## Your objective
In the copy, keep every record exact and leave out all images.

Rows from a dataset:
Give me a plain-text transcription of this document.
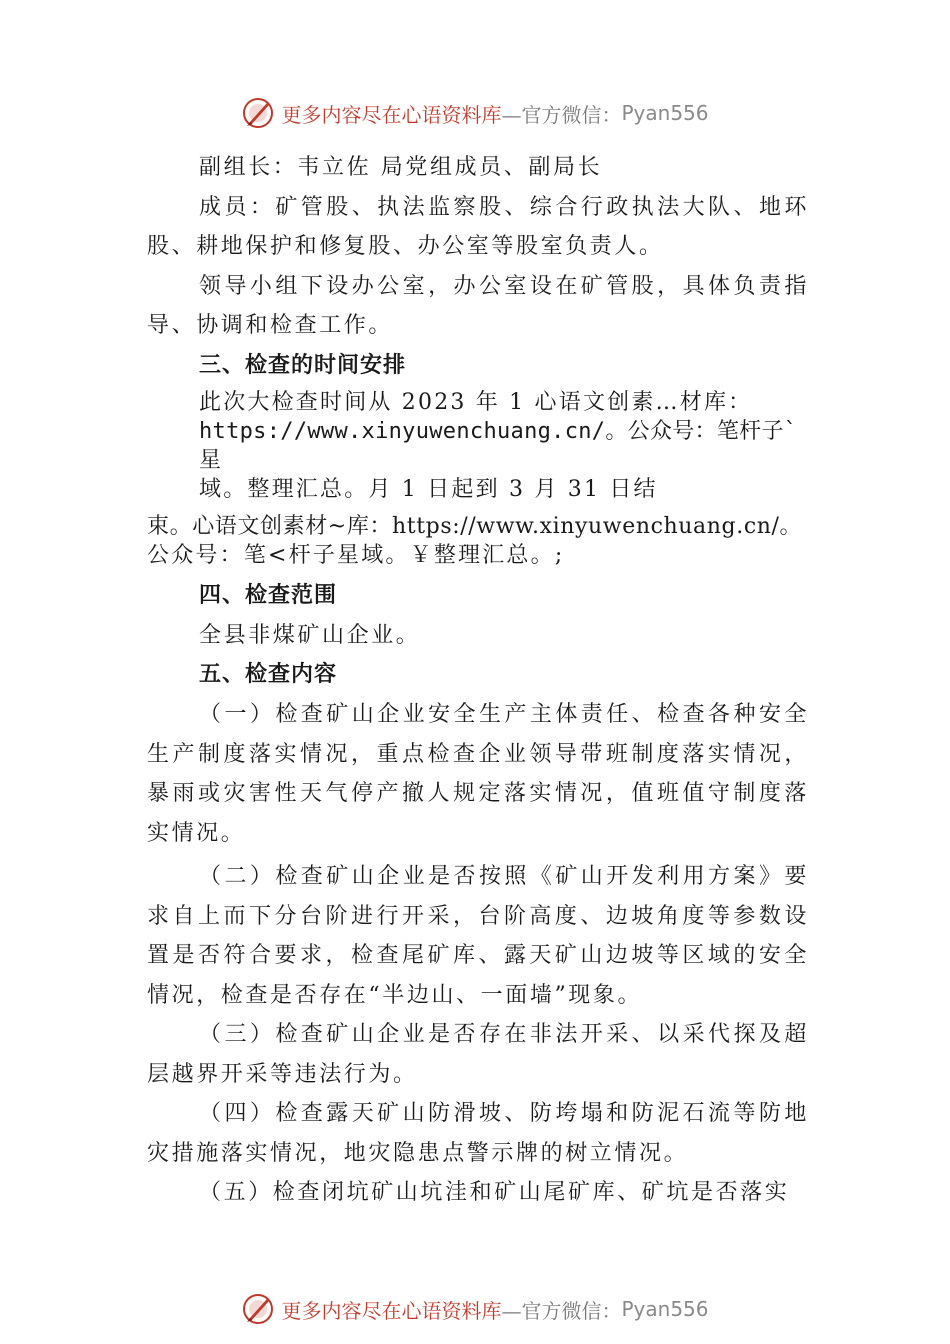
更多内容尽在心语资料库 —官方微信： Pyan556

副组长：韦立佐 局党组成员、副局长

成员：矿管股、执法监察股、综合行政执法大队、地环股、耕地保护和修复股、办公室等股室负责人。

领导小组下设办公室，办公室设在矿管股，具体负责指导、协调和检查工作。

三、检查的时间安排

此次大检查时间从 2023 年 1 心语文创素…材库：

https://www.xinyuwenchuang.cn/。公众号：笔杆子`星

域。整理汇总。月 1 日起到 3 月 31 日结

束。心语文创素材~库：https://www.xinyuwenchuang.cn/。

公众号：笔<杆子星域。￥整理汇总。;

四、检查范围

全县非煤矿山企业。

五、检查内容

（一）检查矿山企业安全生产主体责任、检查各种安全生产制度落实情况，重点检查企业领导带班制度落实情况， 暴雨或灾害性天气停产撤人规定落实情况，值班值守制度落实情况。

（二）检查矿山企业是否按照《矿山开发利用方案》要求自上而下分台阶进行开采，台阶高度、边坡角度等参数设置是否符合要求，检查尾矿库、露天矿山边坡等区域的安全情况，检查是否存在“半边山、一面墙”现象。

（三）检查矿山企业是否存在非法开采、以采代探及超层越界开采等违法行为。

（四）检查露天矿山防滑坡、防垮塌和防泥石流等防地灾措施落实情况，地灾隐患点警示牌的树立情况。

（五）检查闭坑矿山坑洼和矿山尾矿库、矿坑是否落实

更多内容尽在心语资料库 —官方微信： Pyan556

## Response to this task
Give me a plain-text transcription of this document.
更多内容尽在心语资料库 —官方微信： Pyan556

副组长：韦立佐 局党组成员、副局长

成员：矿管股、执法监察股、综合行政执法大队、地环股、耕地保护和修复股、办公室等股室负责人。

领导小组下设办公室，办公室设在矿管股，具体负责指导、协调和检查工作。

三、检查的时间安排

此次大检查时间从 2023 年 1 心语文创素…材库：

https://www.xinyuwenchuang.cn/。公众号：笔杆子`星

域。整理汇总。月 1 日起到 3 月 31 日结

束。心语文创素材~库：https://www.xinyuwenchuang.cn/。

公众号：笔<杆子星域。￥整理汇总。;

四、检查范围

全县非煤矿山企业。

五、检查内容

（一）检查矿山企业安全生产主体责任、检查各种安全生产制度落实情况，重点检查企业领导带班制度落实情况， 暴雨或灾害性天气停产撤人规定落实情况，值班值守制度落实情况。

（二）检查矿山企业是否按照《矿山开发利用方案》要求自上而下分台阶进行开采，台阶高度、边坡角度等参数设置是否符合要求，检查尾矿库、露天矿山边坡等区域的安全情况，检查是否存在“半边山、一面墙”现象。

（三）检查矿山企业是否存在非法开采、以采代探及超层越界开采等违法行为。

（四）检查露天矿山防滑坡、防垮塌和防泥石流等防地灾措施落实情况，地灾隐患点警示牌的树立情况。

（五）检查闭坑矿山坑洼和矿山尾矿库、矿坑是否落实

更多内容尽在心语资料库 —官方微信： Pyan556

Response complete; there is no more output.